▶ Direction:
In the entries below, find the lines with the word "Grace" and copy them.

▶ Records for this exercise:
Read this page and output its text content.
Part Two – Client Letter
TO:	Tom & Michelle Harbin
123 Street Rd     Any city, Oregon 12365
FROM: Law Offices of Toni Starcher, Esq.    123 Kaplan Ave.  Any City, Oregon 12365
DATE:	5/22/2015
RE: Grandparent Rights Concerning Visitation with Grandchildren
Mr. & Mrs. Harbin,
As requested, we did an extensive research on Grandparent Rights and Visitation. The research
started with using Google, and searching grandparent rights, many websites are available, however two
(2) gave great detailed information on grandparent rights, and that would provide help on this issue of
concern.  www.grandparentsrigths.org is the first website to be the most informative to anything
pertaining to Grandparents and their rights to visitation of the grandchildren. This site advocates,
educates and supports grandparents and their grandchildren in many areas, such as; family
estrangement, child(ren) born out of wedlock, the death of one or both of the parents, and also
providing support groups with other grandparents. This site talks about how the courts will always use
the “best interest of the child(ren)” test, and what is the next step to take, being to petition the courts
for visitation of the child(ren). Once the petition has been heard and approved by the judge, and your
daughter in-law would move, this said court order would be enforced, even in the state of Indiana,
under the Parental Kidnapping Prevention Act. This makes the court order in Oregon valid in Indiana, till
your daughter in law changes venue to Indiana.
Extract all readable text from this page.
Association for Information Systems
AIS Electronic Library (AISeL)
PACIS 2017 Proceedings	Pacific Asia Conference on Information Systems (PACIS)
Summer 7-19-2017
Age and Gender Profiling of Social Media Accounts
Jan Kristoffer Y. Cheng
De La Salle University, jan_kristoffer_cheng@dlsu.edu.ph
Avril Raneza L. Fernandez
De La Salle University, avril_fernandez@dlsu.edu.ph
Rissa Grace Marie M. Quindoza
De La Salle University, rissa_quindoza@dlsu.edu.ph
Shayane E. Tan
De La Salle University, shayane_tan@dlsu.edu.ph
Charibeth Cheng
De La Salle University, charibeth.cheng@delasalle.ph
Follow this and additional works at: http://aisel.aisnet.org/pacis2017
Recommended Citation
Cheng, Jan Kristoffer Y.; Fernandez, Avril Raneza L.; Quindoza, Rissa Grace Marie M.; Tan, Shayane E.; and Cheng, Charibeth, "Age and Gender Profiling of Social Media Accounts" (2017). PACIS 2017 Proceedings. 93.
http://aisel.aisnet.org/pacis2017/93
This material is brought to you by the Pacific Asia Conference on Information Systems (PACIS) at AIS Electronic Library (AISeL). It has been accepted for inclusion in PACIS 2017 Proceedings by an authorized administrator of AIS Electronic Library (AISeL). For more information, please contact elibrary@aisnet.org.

▶ Result of the task:
Rissa Grace Marie M. Quindoza
Cheng, Jan Kristoffer Y.; Fernandez, Avril Raneza L.; Quindoza, Rissa Grace Marie M.; Tan, Shayane E.; and Cheng, Charibeth, "Age and Gender Profiling of Social Media Accounts" (2017). PACIS 2017 Proceedings. 93.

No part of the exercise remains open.